Will you transcribe the entries that follow, exactly and in full?

Data =>

⟨

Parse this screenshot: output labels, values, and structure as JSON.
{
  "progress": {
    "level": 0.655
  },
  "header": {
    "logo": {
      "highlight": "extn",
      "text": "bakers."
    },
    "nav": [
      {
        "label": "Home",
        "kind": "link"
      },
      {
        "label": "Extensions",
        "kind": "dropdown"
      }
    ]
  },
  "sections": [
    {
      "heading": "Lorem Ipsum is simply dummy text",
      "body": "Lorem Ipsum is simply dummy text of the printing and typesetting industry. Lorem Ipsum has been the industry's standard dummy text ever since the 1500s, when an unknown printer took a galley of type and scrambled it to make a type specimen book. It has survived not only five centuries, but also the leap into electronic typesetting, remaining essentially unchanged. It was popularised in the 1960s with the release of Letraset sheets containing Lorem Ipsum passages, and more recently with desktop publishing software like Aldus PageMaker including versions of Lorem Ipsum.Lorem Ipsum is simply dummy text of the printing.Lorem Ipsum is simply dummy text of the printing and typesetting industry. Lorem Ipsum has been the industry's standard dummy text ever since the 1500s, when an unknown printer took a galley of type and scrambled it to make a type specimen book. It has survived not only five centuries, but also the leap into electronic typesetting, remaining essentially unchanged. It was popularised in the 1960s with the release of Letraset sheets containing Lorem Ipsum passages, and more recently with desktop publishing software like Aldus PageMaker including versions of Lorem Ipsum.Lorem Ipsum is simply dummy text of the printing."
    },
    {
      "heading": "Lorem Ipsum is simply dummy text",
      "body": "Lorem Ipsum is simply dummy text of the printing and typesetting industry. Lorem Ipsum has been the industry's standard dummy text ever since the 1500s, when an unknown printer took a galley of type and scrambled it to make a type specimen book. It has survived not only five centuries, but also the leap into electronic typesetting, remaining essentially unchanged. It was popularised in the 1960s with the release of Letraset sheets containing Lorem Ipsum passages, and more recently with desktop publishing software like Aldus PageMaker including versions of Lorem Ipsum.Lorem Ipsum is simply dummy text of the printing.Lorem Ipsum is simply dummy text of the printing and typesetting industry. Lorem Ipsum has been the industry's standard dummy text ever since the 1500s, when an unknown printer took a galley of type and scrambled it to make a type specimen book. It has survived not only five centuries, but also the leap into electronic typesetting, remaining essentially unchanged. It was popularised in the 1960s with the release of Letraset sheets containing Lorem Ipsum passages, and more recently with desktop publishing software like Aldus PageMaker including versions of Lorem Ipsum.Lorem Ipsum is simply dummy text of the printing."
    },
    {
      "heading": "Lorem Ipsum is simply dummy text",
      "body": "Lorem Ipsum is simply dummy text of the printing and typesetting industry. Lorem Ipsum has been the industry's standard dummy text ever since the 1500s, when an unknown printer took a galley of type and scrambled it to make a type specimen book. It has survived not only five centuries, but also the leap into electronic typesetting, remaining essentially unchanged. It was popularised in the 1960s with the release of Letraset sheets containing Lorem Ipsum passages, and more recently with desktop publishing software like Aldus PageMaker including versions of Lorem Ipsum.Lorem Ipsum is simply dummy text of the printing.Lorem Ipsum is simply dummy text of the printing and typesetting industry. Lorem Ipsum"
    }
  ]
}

⟩

Result of the task =>
Parse this screenshot: output labels, values, and structure as JSON.
{
  "progress": {
    "level": 0.655
  },
  "header": {
    "logo": {
      "highlight": "extn",
      "text": "bakers."
    },
    "nav": [
      {
        "label": "Home",
        "kind": "link"
      },
      {
        "label": "Extensions",
        "kind": "dropdown"
      }
    ]
  },
  "sections": [
    {
      "heading": "Lorem Ipsum is simply dummy text",
      "body": "Lorem Ipsum is simply dummy text of the printing and typesetting industry. Lorem Ipsum has been the industry's standard dummy text ever since the 1500s, when an unknown printer took a galley of type and scrambled it to make a type specimen book. It has survived not only five centuries, but also the leap into electronic typesetting, remaining essentially unchanged. It was popularised in the 1960s with the release of Letraset sheets containing Lorem Ipsum passages, and more recently with desktop publishing software like Aldus PageMaker including versions of Lorem Ipsum.Lorem Ipsum is simply dummy text of the printing.Lorem Ipsum is simply dummy text of the printing and typesetting industry. Lorem Ipsum has been the industry's standard dummy text ever since the 1500s, when an unknown printer took a galley of type and scrambled it to make a type specimen book. It has survived not only five centuries, but also the leap into electronic typesetting, remaining essentially unchanged. It was popularised in the 1960s with the release of Letraset sheets containing Lorem Ipsum passages, and more recently with desktop publishing software like Aldus PageMaker including versions of Lorem Ipsum.Lorem Ipsum is simply dummy text of the printing."
    },
    {
      "heading": "Lorem Ipsum is simply dummy text",
      "body": "Lorem Ipsum is simply dummy text of the printing and typesetting industry. Lorem Ipsum has been the industry's standard dummy text ever since the 1500s, when an unknown printer took a galley of type and scrambled it to make a type specimen book. It has survived not only five centuries, but also the leap into electronic typesetting, remaining essentially unchanged. It was popularised in the 1960s with the release of Letraset sheets containing Lorem Ipsum passages, and more recently with desktop publishing software like Aldus PageMaker including versions of Lorem Ipsum.Lorem Ipsum is simply dummy text of the printing.Lorem Ipsum is simply dummy text of the printing and typesetting industry. Lorem Ipsum has been the industry's standard dummy text ever since the 1500s, when an unknown printer took a galley of type and scrambled it to make a type specimen book. It has survived not only five centuries, but also the leap into electronic typesetting, remaining essentially unchanged. It was popularised in the 1960s with the release of Letraset sheets containing Lorem Ipsum passages, and more recently with desktop publishing software like Aldus PageMaker including versions of Lorem Ipsum.Lorem Ipsum is simply dummy text of the printing."
    },
    {
      "heading": "Lorem Ipsum is simply dummy text",
      "body": "Lorem Ipsum is simply dummy text of the printing and typesetting industry. Lorem Ipsum has been the industry's standard dummy text ever since the 1500s, when an unknown printer took a galley of type and scrambled it to make a type specimen book. It has survived not only five centuries, but also the leap into electronic typesetting, remaining essentially unchanged. It was popularised in the 1960s with the release of Letraset sheets containing Lorem Ipsum passages, and more recently with desktop publishing software like Aldus PageMaker including versions of Lorem Ipsum.Lorem Ipsum is simply dummy text of the printing.Lorem Ipsum is simply dummy text of the printing and typesetting industry. Lorem Ipsum"
    }
  ]
}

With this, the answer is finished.